* _Dataset records_
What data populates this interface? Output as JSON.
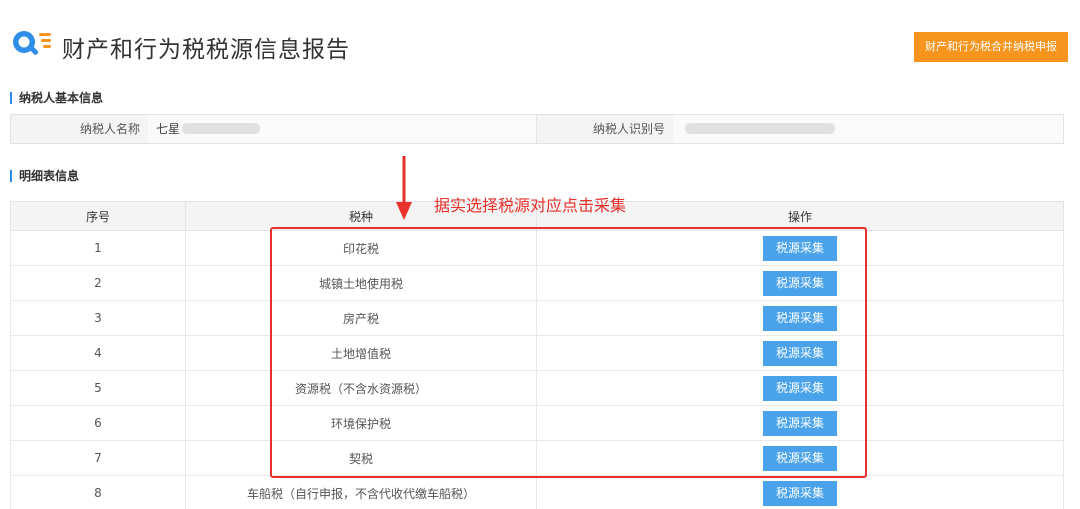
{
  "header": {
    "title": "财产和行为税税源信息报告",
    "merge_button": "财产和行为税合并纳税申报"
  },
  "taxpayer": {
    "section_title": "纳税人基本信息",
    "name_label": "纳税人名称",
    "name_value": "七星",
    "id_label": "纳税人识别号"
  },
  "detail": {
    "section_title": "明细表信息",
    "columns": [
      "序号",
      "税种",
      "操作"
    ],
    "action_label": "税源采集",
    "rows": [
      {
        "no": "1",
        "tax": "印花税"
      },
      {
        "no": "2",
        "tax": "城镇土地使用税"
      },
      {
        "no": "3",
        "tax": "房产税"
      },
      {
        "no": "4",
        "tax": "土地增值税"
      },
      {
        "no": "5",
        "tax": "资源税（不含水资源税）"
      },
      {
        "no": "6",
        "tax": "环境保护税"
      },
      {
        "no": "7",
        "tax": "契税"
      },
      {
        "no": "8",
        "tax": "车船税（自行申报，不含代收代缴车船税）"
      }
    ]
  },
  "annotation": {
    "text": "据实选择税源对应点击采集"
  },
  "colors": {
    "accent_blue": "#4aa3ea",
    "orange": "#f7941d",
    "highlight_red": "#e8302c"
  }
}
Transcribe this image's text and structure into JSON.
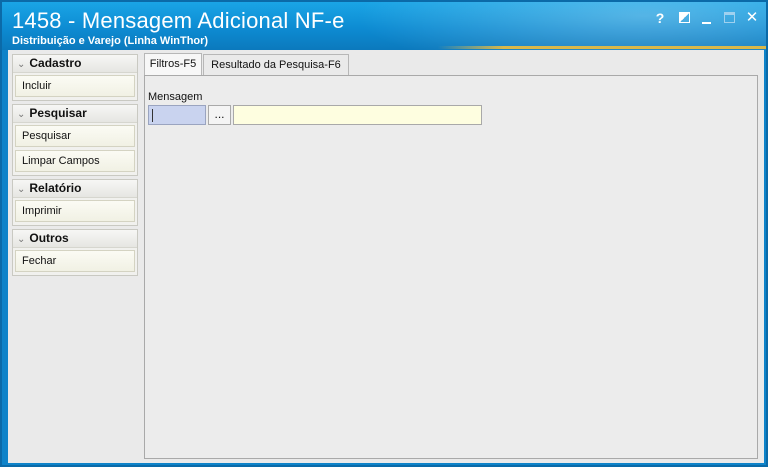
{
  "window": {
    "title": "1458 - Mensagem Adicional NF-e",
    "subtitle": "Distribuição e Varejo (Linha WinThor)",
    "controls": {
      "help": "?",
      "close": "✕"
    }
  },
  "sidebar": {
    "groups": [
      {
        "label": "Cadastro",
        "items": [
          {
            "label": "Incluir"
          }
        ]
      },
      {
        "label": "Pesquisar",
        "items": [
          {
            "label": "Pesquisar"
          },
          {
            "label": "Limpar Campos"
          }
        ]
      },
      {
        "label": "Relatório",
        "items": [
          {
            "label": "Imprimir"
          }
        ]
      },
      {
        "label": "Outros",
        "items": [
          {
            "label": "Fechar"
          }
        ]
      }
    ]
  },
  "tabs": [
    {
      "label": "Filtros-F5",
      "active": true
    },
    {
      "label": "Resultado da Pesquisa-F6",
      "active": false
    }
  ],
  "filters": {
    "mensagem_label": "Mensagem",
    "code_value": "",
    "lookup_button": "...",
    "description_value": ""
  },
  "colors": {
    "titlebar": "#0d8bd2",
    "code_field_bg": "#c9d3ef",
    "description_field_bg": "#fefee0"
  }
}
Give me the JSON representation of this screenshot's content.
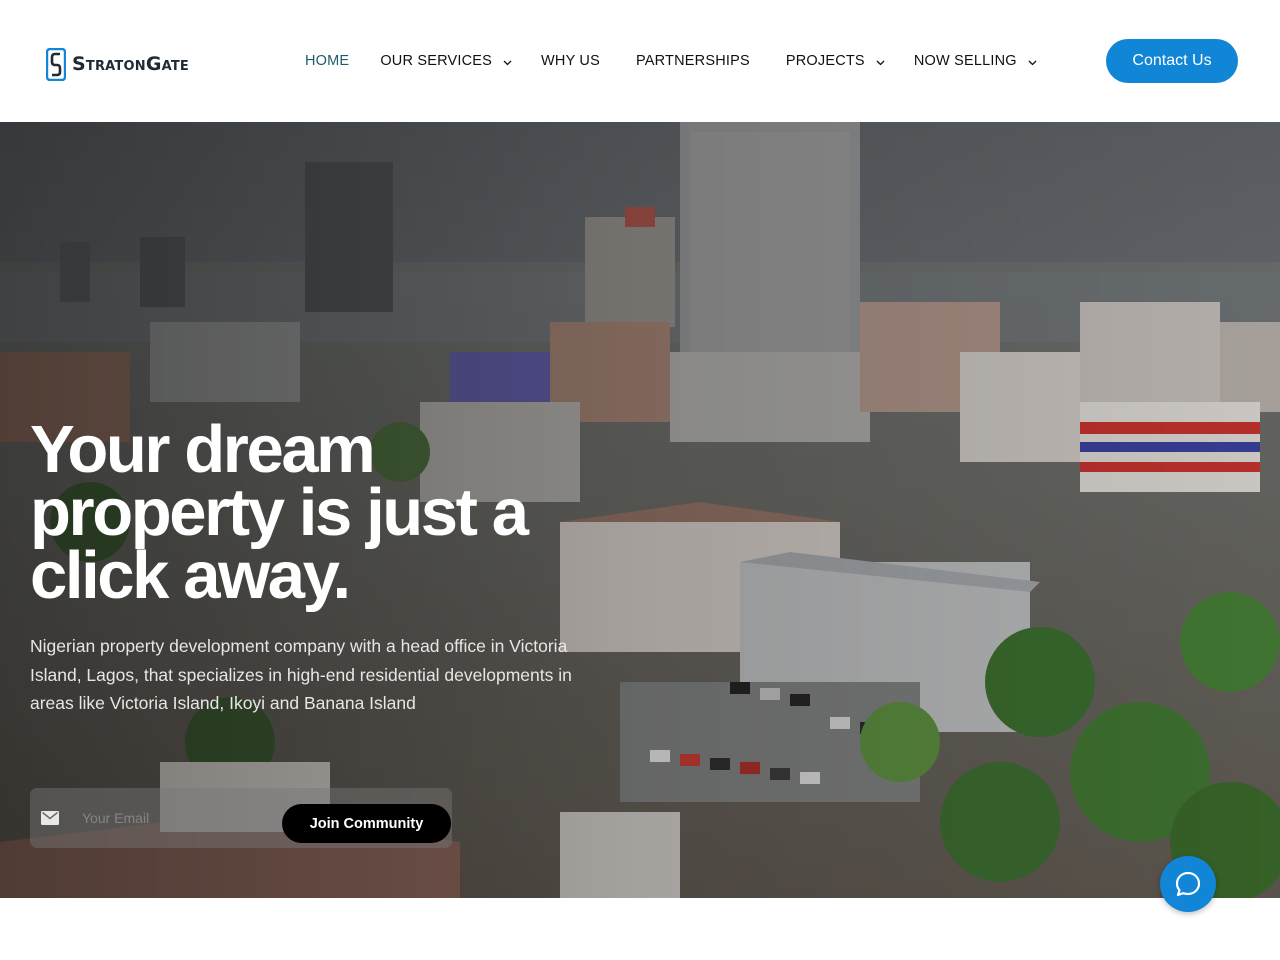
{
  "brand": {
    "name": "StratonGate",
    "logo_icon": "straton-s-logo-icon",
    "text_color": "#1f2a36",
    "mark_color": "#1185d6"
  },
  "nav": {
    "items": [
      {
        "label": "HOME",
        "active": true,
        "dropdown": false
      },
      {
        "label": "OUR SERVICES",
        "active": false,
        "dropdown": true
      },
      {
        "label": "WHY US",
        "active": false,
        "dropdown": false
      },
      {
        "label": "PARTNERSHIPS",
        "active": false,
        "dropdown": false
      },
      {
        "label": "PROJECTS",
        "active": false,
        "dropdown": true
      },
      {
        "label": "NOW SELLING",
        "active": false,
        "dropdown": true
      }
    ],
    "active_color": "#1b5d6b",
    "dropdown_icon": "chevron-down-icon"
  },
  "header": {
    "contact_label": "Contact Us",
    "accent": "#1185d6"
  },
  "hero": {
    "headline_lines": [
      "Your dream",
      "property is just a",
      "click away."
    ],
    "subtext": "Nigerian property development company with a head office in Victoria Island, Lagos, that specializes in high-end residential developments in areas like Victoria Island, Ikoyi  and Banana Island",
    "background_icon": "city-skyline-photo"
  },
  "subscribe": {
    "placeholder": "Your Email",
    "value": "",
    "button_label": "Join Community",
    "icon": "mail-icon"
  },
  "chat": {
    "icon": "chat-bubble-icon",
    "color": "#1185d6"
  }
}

---

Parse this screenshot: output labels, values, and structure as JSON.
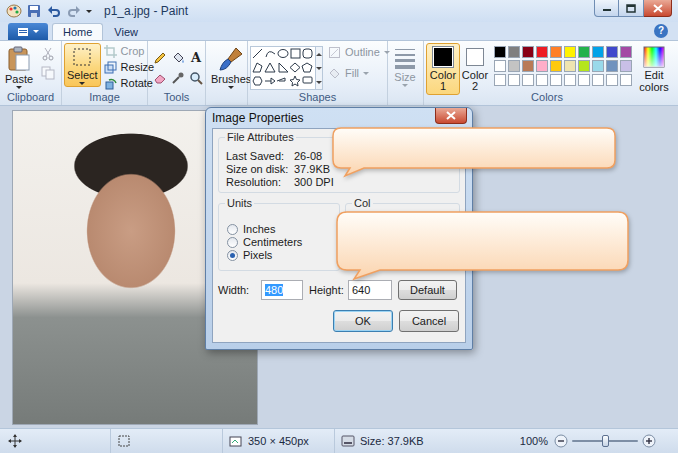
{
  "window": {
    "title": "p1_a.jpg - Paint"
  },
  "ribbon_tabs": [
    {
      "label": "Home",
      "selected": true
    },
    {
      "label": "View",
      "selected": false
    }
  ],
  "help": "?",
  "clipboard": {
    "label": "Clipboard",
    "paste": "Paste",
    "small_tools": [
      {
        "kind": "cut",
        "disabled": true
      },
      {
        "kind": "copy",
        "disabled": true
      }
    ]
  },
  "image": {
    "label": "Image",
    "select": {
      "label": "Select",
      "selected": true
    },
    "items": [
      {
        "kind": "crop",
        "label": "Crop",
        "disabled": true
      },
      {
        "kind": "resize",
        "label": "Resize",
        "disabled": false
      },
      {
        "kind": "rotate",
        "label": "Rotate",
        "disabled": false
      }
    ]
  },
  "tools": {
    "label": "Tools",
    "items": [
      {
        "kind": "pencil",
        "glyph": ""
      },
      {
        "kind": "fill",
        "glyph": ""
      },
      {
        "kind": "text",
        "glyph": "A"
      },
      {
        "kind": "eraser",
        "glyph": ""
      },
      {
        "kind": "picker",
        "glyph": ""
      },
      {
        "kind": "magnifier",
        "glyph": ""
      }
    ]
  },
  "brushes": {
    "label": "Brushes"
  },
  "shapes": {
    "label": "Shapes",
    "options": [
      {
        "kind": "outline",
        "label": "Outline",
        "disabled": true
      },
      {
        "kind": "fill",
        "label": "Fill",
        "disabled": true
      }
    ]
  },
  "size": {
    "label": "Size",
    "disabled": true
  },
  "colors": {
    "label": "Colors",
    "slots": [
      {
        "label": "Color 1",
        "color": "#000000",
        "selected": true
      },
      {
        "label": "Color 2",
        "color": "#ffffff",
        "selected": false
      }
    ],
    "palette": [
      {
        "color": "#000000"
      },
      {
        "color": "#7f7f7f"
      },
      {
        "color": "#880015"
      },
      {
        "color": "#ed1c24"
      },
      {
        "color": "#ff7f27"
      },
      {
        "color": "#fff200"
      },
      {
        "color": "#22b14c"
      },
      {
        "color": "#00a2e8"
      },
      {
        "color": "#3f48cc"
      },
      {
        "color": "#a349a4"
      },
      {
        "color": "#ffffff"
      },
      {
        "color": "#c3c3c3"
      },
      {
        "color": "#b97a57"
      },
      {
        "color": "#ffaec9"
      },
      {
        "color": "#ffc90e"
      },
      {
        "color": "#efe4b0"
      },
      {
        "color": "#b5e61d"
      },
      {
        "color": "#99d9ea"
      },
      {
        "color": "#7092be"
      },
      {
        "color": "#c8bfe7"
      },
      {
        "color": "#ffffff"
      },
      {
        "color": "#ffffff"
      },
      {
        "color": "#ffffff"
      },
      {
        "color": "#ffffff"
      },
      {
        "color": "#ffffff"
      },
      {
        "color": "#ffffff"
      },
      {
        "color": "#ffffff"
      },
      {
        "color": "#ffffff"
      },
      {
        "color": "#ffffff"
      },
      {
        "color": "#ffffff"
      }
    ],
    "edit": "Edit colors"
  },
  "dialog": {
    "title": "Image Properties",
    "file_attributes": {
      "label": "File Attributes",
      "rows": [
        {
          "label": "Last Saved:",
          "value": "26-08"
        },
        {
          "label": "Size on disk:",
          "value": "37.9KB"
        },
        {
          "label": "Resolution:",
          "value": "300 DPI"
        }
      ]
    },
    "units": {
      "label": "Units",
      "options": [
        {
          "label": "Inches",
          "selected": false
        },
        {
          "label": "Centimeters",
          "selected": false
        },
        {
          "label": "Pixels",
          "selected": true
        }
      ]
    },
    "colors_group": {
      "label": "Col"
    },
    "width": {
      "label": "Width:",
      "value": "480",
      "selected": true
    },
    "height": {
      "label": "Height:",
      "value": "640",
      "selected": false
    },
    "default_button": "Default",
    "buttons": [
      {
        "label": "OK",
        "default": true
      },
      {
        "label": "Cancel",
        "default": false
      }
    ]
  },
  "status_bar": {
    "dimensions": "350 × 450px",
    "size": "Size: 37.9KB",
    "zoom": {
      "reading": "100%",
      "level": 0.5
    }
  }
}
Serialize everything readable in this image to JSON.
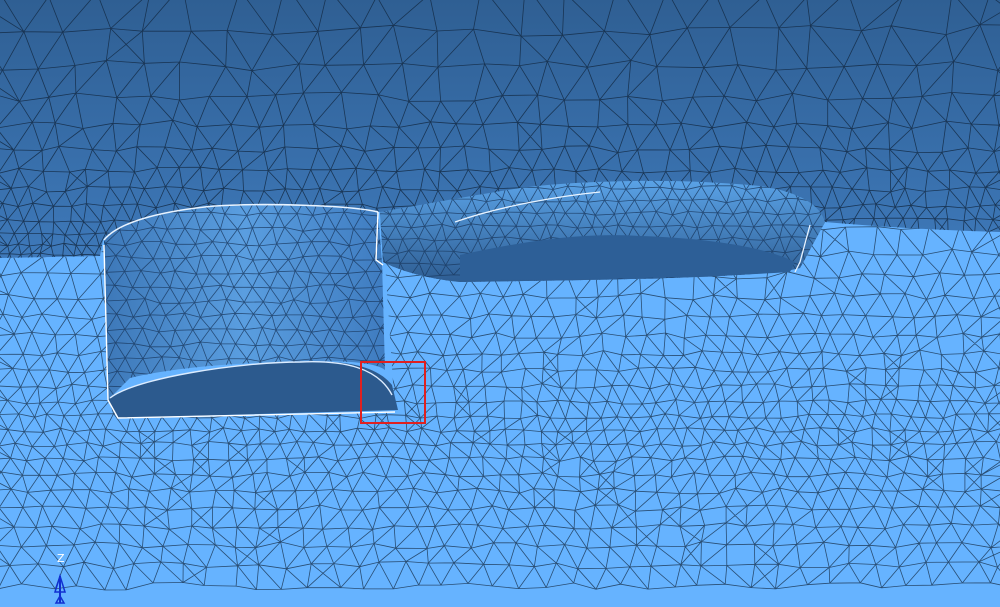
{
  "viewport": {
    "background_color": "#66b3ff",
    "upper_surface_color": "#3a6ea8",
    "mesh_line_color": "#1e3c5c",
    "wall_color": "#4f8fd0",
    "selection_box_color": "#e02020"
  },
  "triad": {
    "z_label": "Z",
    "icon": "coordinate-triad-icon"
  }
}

---

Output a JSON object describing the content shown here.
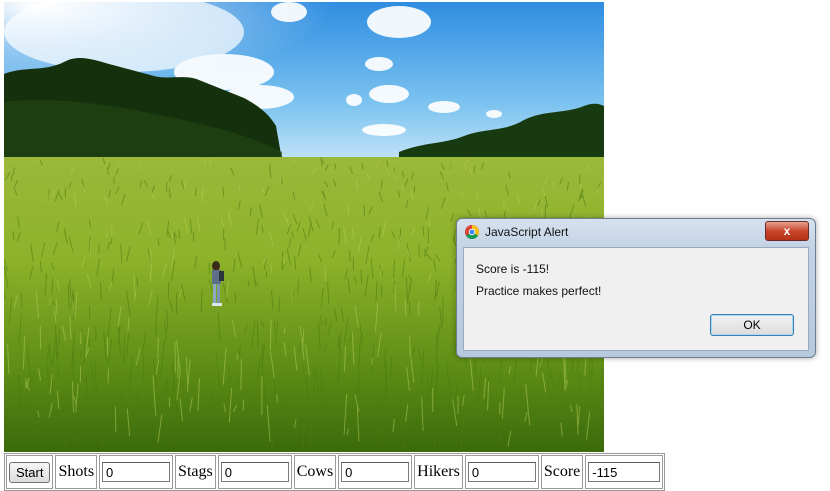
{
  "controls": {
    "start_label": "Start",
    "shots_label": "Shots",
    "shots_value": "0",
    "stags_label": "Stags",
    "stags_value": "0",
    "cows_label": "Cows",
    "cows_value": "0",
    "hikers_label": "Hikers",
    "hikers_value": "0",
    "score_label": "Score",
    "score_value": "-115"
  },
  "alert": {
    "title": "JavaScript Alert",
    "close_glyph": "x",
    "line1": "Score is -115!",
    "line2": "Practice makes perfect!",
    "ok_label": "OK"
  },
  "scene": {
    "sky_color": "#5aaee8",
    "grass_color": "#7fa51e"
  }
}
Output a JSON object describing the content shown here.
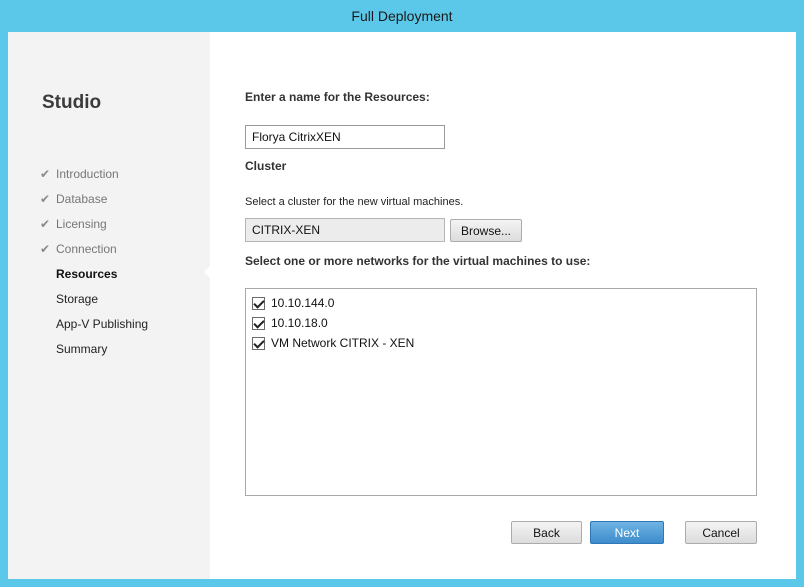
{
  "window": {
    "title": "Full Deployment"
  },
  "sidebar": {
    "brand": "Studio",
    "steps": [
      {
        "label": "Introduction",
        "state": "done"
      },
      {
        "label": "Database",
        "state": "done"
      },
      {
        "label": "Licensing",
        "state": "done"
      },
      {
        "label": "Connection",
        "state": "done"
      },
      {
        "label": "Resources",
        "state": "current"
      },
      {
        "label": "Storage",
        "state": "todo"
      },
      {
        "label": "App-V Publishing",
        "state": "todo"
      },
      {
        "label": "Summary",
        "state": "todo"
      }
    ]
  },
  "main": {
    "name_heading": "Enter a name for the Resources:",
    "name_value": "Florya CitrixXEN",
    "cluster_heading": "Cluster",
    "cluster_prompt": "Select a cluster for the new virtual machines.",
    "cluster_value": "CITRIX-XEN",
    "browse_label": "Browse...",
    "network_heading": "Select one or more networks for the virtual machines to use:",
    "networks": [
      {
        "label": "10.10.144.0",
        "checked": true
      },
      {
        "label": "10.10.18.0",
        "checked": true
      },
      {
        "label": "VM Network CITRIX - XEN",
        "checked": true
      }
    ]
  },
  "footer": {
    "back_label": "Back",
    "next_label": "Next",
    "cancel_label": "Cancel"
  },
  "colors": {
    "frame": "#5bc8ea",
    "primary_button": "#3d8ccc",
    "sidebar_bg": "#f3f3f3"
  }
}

* _Instructions to follow_
Pick out lines containing the word "virtual", each one as written.

* _Output below_
    "cluster_prompt": "Select a cluster for the new virtual machines.",
    "network_heading": "Select one or more networks for the virtual machines to use:",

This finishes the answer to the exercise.